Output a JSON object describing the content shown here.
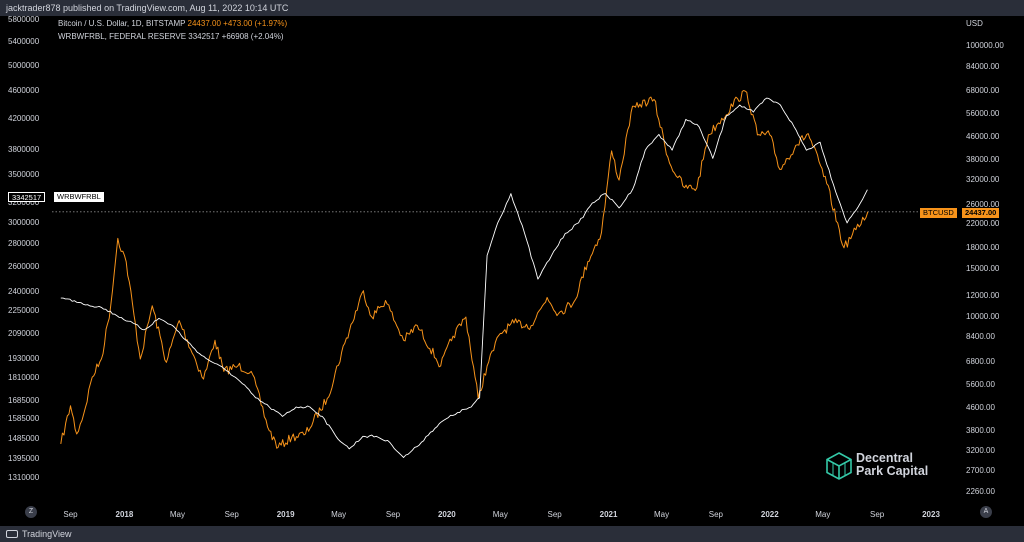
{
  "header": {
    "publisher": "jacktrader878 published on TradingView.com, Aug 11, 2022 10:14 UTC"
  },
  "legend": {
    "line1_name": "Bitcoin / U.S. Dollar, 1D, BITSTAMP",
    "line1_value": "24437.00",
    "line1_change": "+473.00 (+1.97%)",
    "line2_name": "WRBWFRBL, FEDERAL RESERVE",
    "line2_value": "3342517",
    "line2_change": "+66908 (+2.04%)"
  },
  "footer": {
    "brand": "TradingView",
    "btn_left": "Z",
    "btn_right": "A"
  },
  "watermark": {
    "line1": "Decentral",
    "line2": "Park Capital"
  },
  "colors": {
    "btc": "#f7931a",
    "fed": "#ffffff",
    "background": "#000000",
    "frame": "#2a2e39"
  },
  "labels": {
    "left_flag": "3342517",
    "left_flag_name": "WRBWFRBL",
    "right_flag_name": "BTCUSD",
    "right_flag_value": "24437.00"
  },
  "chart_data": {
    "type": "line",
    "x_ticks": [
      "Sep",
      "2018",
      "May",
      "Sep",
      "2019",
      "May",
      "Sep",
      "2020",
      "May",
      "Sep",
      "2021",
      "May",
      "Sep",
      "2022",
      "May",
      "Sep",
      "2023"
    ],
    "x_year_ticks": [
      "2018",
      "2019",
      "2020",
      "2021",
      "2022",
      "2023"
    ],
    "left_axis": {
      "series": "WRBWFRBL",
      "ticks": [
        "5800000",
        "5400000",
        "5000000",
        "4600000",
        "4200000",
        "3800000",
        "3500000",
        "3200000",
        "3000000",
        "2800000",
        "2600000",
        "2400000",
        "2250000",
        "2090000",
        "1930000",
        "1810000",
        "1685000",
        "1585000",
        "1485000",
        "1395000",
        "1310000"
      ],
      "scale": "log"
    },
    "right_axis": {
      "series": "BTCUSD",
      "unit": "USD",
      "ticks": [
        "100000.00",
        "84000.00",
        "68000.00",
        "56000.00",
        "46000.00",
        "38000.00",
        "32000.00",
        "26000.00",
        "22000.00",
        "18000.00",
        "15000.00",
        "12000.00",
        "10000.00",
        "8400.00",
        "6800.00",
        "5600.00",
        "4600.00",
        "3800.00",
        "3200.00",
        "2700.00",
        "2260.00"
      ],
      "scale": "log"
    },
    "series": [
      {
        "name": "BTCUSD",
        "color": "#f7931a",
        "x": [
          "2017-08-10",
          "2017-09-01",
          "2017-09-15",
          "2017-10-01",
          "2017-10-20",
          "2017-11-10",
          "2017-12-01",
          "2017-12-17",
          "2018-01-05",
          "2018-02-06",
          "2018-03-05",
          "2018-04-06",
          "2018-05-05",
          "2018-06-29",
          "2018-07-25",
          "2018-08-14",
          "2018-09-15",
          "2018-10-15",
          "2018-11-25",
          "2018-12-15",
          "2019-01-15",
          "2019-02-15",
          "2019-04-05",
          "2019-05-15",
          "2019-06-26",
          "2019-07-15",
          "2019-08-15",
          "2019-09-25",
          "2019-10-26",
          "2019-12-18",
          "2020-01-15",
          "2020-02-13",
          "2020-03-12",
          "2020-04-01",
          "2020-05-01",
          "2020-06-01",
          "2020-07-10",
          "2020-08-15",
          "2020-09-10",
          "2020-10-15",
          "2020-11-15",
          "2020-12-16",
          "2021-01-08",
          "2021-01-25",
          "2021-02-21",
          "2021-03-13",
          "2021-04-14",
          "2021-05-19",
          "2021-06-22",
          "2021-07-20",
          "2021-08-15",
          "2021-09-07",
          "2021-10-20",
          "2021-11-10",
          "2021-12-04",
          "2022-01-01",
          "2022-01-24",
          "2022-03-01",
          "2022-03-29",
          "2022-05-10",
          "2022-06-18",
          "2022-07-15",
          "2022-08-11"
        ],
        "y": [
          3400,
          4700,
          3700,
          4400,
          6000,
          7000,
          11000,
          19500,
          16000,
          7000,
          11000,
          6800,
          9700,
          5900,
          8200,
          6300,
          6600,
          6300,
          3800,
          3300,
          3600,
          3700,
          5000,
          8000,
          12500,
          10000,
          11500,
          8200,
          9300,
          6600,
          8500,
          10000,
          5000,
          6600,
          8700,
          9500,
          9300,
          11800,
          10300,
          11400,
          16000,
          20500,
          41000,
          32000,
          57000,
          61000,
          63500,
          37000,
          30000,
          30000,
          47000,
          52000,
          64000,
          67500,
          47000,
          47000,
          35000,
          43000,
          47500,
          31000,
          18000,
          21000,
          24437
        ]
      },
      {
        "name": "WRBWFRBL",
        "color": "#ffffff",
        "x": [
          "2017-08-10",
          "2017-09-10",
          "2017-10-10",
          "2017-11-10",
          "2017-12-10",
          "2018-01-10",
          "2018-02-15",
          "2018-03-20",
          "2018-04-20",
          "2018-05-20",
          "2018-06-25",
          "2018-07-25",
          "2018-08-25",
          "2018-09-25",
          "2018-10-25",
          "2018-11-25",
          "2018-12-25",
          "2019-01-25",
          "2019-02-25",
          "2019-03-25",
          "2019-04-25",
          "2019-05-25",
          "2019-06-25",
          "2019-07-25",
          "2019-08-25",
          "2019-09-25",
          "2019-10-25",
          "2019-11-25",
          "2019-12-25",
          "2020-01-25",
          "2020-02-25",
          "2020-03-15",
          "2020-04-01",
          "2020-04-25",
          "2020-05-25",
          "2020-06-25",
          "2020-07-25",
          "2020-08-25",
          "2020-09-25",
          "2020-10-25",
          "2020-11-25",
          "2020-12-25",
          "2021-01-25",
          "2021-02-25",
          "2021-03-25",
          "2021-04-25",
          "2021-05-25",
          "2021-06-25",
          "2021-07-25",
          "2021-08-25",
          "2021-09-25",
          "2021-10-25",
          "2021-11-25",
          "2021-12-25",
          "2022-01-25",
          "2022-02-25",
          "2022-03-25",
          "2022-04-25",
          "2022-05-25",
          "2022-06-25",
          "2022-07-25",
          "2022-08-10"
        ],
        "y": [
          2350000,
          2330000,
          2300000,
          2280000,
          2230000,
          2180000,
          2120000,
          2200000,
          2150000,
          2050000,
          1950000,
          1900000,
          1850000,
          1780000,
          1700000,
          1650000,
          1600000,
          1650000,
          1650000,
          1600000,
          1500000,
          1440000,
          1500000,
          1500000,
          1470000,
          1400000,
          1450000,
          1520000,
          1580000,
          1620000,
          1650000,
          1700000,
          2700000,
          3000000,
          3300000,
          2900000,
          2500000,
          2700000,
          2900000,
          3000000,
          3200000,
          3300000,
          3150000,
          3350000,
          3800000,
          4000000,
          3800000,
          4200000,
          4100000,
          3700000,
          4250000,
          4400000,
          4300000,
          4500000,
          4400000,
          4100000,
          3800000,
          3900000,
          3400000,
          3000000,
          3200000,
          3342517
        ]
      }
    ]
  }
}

◆ GOAL
Your task is an exact transcription of all the data, minus the pictures.

◆ SOLUTION
Output a JSON object describing the content shown here.
{
  "header": {
    "publisher": "jacktrader878 published on TradingView.com, Aug 11, 2022 10:14 UTC"
  },
  "legend": {
    "line1_name": "Bitcoin / U.S. Dollar, 1D, BITSTAMP",
    "line1_value": "24437.00",
    "line1_change": "+473.00 (+1.97%)",
    "line2_name": "WRBWFRBL, FEDERAL RESERVE",
    "line2_value": "3342517",
    "line2_change": "+66908 (+2.04%)"
  },
  "footer": {
    "brand": "TradingView",
    "btn_left": "Z",
    "btn_right": "A"
  },
  "watermark": {
    "line1": "Decentral",
    "line2": "Park Capital"
  },
  "colors": {
    "btc": "#f7931a",
    "fed": "#ffffff",
    "background": "#000000",
    "frame": "#2a2e39"
  },
  "labels": {
    "left_flag": "3342517",
    "left_flag_name": "WRBWFRBL",
    "right_flag_name": "BTCUSD",
    "right_flag_value": "24437.00"
  },
  "chart_data": {
    "type": "line",
    "x_ticks": [
      "Sep",
      "2018",
      "May",
      "Sep",
      "2019",
      "May",
      "Sep",
      "2020",
      "May",
      "Sep",
      "2021",
      "May",
      "Sep",
      "2022",
      "May",
      "Sep",
      "2023"
    ],
    "x_year_ticks": [
      "2018",
      "2019",
      "2020",
      "2021",
      "2022",
      "2023"
    ],
    "left_axis": {
      "series": "WRBWFRBL",
      "ticks": [
        "5800000",
        "5400000",
        "5000000",
        "4600000",
        "4200000",
        "3800000",
        "3500000",
        "3200000",
        "3000000",
        "2800000",
        "2600000",
        "2400000",
        "2250000",
        "2090000",
        "1930000",
        "1810000",
        "1685000",
        "1585000",
        "1485000",
        "1395000",
        "1310000"
      ],
      "scale": "log"
    },
    "right_axis": {
      "series": "BTCUSD",
      "unit": "USD",
      "ticks": [
        "100000.00",
        "84000.00",
        "68000.00",
        "56000.00",
        "46000.00",
        "38000.00",
        "32000.00",
        "26000.00",
        "22000.00",
        "18000.00",
        "15000.00",
        "12000.00",
        "10000.00",
        "8400.00",
        "6800.00",
        "5600.00",
        "4600.00",
        "3800.00",
        "3200.00",
        "2700.00",
        "2260.00"
      ],
      "scale": "log"
    },
    "series": [
      {
        "name": "BTCUSD",
        "color": "#f7931a",
        "x": [
          "2017-08-10",
          "2017-09-01",
          "2017-09-15",
          "2017-10-01",
          "2017-10-20",
          "2017-11-10",
          "2017-12-01",
          "2017-12-17",
          "2018-01-05",
          "2018-02-06",
          "2018-03-05",
          "2018-04-06",
          "2018-05-05",
          "2018-06-29",
          "2018-07-25",
          "2018-08-14",
          "2018-09-15",
          "2018-10-15",
          "2018-11-25",
          "2018-12-15",
          "2019-01-15",
          "2019-02-15",
          "2019-04-05",
          "2019-05-15",
          "2019-06-26",
          "2019-07-15",
          "2019-08-15",
          "2019-09-25",
          "2019-10-26",
          "2019-12-18",
          "2020-01-15",
          "2020-02-13",
          "2020-03-12",
          "2020-04-01",
          "2020-05-01",
          "2020-06-01",
          "2020-07-10",
          "2020-08-15",
          "2020-09-10",
          "2020-10-15",
          "2020-11-15",
          "2020-12-16",
          "2021-01-08",
          "2021-01-25",
          "2021-02-21",
          "2021-03-13",
          "2021-04-14",
          "2021-05-19",
          "2021-06-22",
          "2021-07-20",
          "2021-08-15",
          "2021-09-07",
          "2021-10-20",
          "2021-11-10",
          "2021-12-04",
          "2022-01-01",
          "2022-01-24",
          "2022-03-01",
          "2022-03-29",
          "2022-05-10",
          "2022-06-18",
          "2022-07-15",
          "2022-08-11"
        ],
        "y": [
          3400,
          4700,
          3700,
          4400,
          6000,
          7000,
          11000,
          19500,
          16000,
          7000,
          11000,
          6800,
          9700,
          5900,
          8200,
          6300,
          6600,
          6300,
          3800,
          3300,
          3600,
          3700,
          5000,
          8000,
          12500,
          10000,
          11500,
          8200,
          9300,
          6600,
          8500,
          10000,
          5000,
          6600,
          8700,
          9500,
          9300,
          11800,
          10300,
          11400,
          16000,
          20500,
          41000,
          32000,
          57000,
          61000,
          63500,
          37000,
          30000,
          30000,
          47000,
          52000,
          64000,
          67500,
          47000,
          47000,
          35000,
          43000,
          47500,
          31000,
          18000,
          21000,
          24437
        ]
      },
      {
        "name": "WRBWFRBL",
        "color": "#ffffff",
        "x": [
          "2017-08-10",
          "2017-09-10",
          "2017-10-10",
          "2017-11-10",
          "2017-12-10",
          "2018-01-10",
          "2018-02-15",
          "2018-03-20",
          "2018-04-20",
          "2018-05-20",
          "2018-06-25",
          "2018-07-25",
          "2018-08-25",
          "2018-09-25",
          "2018-10-25",
          "2018-11-25",
          "2018-12-25",
          "2019-01-25",
          "2019-02-25",
          "2019-03-25",
          "2019-04-25",
          "2019-05-25",
          "2019-06-25",
          "2019-07-25",
          "2019-08-25",
          "2019-09-25",
          "2019-10-25",
          "2019-11-25",
          "2019-12-25",
          "2020-01-25",
          "2020-02-25",
          "2020-03-15",
          "2020-04-01",
          "2020-04-25",
          "2020-05-25",
          "2020-06-25",
          "2020-07-25",
          "2020-08-25",
          "2020-09-25",
          "2020-10-25",
          "2020-11-25",
          "2020-12-25",
          "2021-01-25",
          "2021-02-25",
          "2021-03-25",
          "2021-04-25",
          "2021-05-25",
          "2021-06-25",
          "2021-07-25",
          "2021-08-25",
          "2021-09-25",
          "2021-10-25",
          "2021-11-25",
          "2021-12-25",
          "2022-01-25",
          "2022-02-25",
          "2022-03-25",
          "2022-04-25",
          "2022-05-25",
          "2022-06-25",
          "2022-07-25",
          "2022-08-10"
        ],
        "y": [
          2350000,
          2330000,
          2300000,
          2280000,
          2230000,
          2180000,
          2120000,
          2200000,
          2150000,
          2050000,
          1950000,
          1900000,
          1850000,
          1780000,
          1700000,
          1650000,
          1600000,
          1650000,
          1650000,
          1600000,
          1500000,
          1440000,
          1500000,
          1500000,
          1470000,
          1400000,
          1450000,
          1520000,
          1580000,
          1620000,
          1650000,
          1700000,
          2700000,
          3000000,
          3300000,
          2900000,
          2500000,
          2700000,
          2900000,
          3000000,
          3200000,
          3300000,
          3150000,
          3350000,
          3800000,
          4000000,
          3800000,
          4200000,
          4100000,
          3700000,
          4250000,
          4400000,
          4300000,
          4500000,
          4400000,
          4100000,
          3800000,
          3900000,
          3400000,
          3000000,
          3200000,
          3342517
        ]
      }
    ]
  }
}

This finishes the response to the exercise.